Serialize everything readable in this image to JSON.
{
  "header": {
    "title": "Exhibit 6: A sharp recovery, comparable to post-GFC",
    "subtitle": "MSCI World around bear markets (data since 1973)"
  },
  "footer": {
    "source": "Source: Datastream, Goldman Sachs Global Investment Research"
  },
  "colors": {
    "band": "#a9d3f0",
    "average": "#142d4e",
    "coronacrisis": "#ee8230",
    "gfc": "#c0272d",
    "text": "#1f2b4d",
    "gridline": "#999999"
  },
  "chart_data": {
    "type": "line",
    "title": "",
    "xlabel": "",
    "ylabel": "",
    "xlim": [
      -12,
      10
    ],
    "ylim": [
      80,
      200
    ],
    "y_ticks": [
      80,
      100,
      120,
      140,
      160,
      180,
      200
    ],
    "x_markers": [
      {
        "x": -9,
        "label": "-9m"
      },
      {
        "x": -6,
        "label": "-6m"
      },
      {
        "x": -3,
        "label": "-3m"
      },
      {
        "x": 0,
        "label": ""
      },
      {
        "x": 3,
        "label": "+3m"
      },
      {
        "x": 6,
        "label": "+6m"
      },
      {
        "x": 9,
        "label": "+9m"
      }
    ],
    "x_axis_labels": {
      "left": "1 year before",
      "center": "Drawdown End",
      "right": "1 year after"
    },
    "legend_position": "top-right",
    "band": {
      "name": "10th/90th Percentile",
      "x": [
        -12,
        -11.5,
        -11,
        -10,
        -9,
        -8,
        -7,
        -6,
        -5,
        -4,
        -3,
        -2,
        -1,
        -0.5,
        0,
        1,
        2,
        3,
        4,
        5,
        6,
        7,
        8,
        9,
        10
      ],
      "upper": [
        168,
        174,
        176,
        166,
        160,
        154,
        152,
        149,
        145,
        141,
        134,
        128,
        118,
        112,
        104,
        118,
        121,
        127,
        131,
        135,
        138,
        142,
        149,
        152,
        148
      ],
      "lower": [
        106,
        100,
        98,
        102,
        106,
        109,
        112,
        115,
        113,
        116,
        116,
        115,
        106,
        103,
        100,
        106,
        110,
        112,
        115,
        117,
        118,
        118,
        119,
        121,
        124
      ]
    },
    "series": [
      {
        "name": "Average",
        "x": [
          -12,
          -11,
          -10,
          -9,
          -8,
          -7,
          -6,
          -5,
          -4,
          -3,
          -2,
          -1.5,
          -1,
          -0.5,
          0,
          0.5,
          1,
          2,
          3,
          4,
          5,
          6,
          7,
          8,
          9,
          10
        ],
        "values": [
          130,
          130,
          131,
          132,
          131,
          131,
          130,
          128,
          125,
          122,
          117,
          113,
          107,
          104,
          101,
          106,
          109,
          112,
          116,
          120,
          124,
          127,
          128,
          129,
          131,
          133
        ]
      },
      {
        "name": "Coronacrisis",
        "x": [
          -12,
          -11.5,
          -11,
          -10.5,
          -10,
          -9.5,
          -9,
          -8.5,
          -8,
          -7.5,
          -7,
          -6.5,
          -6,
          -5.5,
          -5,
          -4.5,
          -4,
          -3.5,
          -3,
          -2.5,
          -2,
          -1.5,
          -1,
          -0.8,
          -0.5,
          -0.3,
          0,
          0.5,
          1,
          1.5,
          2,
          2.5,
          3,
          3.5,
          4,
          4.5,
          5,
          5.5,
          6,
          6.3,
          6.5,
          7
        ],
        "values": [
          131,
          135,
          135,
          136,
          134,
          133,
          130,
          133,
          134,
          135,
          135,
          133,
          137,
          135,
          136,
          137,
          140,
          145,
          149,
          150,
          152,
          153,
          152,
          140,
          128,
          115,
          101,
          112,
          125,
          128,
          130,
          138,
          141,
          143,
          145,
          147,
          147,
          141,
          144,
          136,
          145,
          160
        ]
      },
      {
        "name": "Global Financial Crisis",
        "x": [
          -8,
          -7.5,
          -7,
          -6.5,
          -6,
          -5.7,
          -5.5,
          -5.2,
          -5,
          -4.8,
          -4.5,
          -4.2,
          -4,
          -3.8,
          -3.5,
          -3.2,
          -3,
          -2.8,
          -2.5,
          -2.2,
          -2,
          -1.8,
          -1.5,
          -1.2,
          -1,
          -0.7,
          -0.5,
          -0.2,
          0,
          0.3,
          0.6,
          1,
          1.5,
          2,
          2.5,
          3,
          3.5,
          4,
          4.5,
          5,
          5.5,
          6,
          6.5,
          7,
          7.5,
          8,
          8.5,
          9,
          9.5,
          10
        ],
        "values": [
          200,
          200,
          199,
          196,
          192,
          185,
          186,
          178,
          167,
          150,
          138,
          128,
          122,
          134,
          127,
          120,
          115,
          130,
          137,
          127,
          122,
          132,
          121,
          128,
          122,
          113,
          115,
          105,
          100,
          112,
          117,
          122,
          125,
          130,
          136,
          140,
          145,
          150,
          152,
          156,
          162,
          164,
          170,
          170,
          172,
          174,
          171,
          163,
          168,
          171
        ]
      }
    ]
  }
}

YOUR INSTRUCTIONS ->
Quote all the records. Keep every word exact.

THE SOLUTION ->
Serialize everything readable in this image to JSON.
{
  "header": {
    "title": "Exhibit 6: A sharp recovery, comparable to post-GFC",
    "subtitle": "MSCI World around bear markets (data since 1973)"
  },
  "footer": {
    "source": "Source: Datastream, Goldman Sachs Global Investment Research"
  },
  "colors": {
    "band": "#a9d3f0",
    "average": "#142d4e",
    "coronacrisis": "#ee8230",
    "gfc": "#c0272d",
    "text": "#1f2b4d",
    "gridline": "#999999"
  },
  "chart_data": {
    "type": "line",
    "title": "",
    "xlabel": "",
    "ylabel": "",
    "xlim": [
      -12,
      10
    ],
    "ylim": [
      80,
      200
    ],
    "y_ticks": [
      80,
      100,
      120,
      140,
      160,
      180,
      200
    ],
    "x_markers": [
      {
        "x": -9,
        "label": "-9m"
      },
      {
        "x": -6,
        "label": "-6m"
      },
      {
        "x": -3,
        "label": "-3m"
      },
      {
        "x": 0,
        "label": ""
      },
      {
        "x": 3,
        "label": "+3m"
      },
      {
        "x": 6,
        "label": "+6m"
      },
      {
        "x": 9,
        "label": "+9m"
      }
    ],
    "x_axis_labels": {
      "left": "1 year before",
      "center": "Drawdown End",
      "right": "1 year after"
    },
    "legend_position": "top-right",
    "band": {
      "name": "10th/90th Percentile",
      "x": [
        -12,
        -11.5,
        -11,
        -10,
        -9,
        -8,
        -7,
        -6,
        -5,
        -4,
        -3,
        -2,
        -1,
        -0.5,
        0,
        1,
        2,
        3,
        4,
        5,
        6,
        7,
        8,
        9,
        10
      ],
      "upper": [
        168,
        174,
        176,
        166,
        160,
        154,
        152,
        149,
        145,
        141,
        134,
        128,
        118,
        112,
        104,
        118,
        121,
        127,
        131,
        135,
        138,
        142,
        149,
        152,
        148
      ],
      "lower": [
        106,
        100,
        98,
        102,
        106,
        109,
        112,
        115,
        113,
        116,
        116,
        115,
        106,
        103,
        100,
        106,
        110,
        112,
        115,
        117,
        118,
        118,
        119,
        121,
        124
      ]
    },
    "series": [
      {
        "name": "Average",
        "x": [
          -12,
          -11,
          -10,
          -9,
          -8,
          -7,
          -6,
          -5,
          -4,
          -3,
          -2,
          -1.5,
          -1,
          -0.5,
          0,
          0.5,
          1,
          2,
          3,
          4,
          5,
          6,
          7,
          8,
          9,
          10
        ],
        "values": [
          130,
          130,
          131,
          132,
          131,
          131,
          130,
          128,
          125,
          122,
          117,
          113,
          107,
          104,
          101,
          106,
          109,
          112,
          116,
          120,
          124,
          127,
          128,
          129,
          131,
          133
        ]
      },
      {
        "name": "Coronacrisis",
        "x": [
          -12,
          -11.5,
          -11,
          -10.5,
          -10,
          -9.5,
          -9,
          -8.5,
          -8,
          -7.5,
          -7,
          -6.5,
          -6,
          -5.5,
          -5,
          -4.5,
          -4,
          -3.5,
          -3,
          -2.5,
          -2,
          -1.5,
          -1,
          -0.8,
          -0.5,
          -0.3,
          0,
          0.5,
          1,
          1.5,
          2,
          2.5,
          3,
          3.5,
          4,
          4.5,
          5,
          5.5,
          6,
          6.3,
          6.5,
          7
        ],
        "values": [
          131,
          135,
          135,
          136,
          134,
          133,
          130,
          133,
          134,
          135,
          135,
          133,
          137,
          135,
          136,
          137,
          140,
          145,
          149,
          150,
          152,
          153,
          152,
          140,
          128,
          115,
          101,
          112,
          125,
          128,
          130,
          138,
          141,
          143,
          145,
          147,
          147,
          141,
          144,
          136,
          145,
          160
        ]
      },
      {
        "name": "Global Financial Crisis",
        "x": [
          -8,
          -7.5,
          -7,
          -6.5,
          -6,
          -5.7,
          -5.5,
          -5.2,
          -5,
          -4.8,
          -4.5,
          -4.2,
          -4,
          -3.8,
          -3.5,
          -3.2,
          -3,
          -2.8,
          -2.5,
          -2.2,
          -2,
          -1.8,
          -1.5,
          -1.2,
          -1,
          -0.7,
          -0.5,
          -0.2,
          0,
          0.3,
          0.6,
          1,
          1.5,
          2,
          2.5,
          3,
          3.5,
          4,
          4.5,
          5,
          5.5,
          6,
          6.5,
          7,
          7.5,
          8,
          8.5,
          9,
          9.5,
          10
        ],
        "values": [
          200,
          200,
          199,
          196,
          192,
          185,
          186,
          178,
          167,
          150,
          138,
          128,
          122,
          134,
          127,
          120,
          115,
          130,
          137,
          127,
          122,
          132,
          121,
          128,
          122,
          113,
          115,
          105,
          100,
          112,
          117,
          122,
          125,
          130,
          136,
          140,
          145,
          150,
          152,
          156,
          162,
          164,
          170,
          170,
          172,
          174,
          171,
          163,
          168,
          171
        ]
      }
    ]
  }
}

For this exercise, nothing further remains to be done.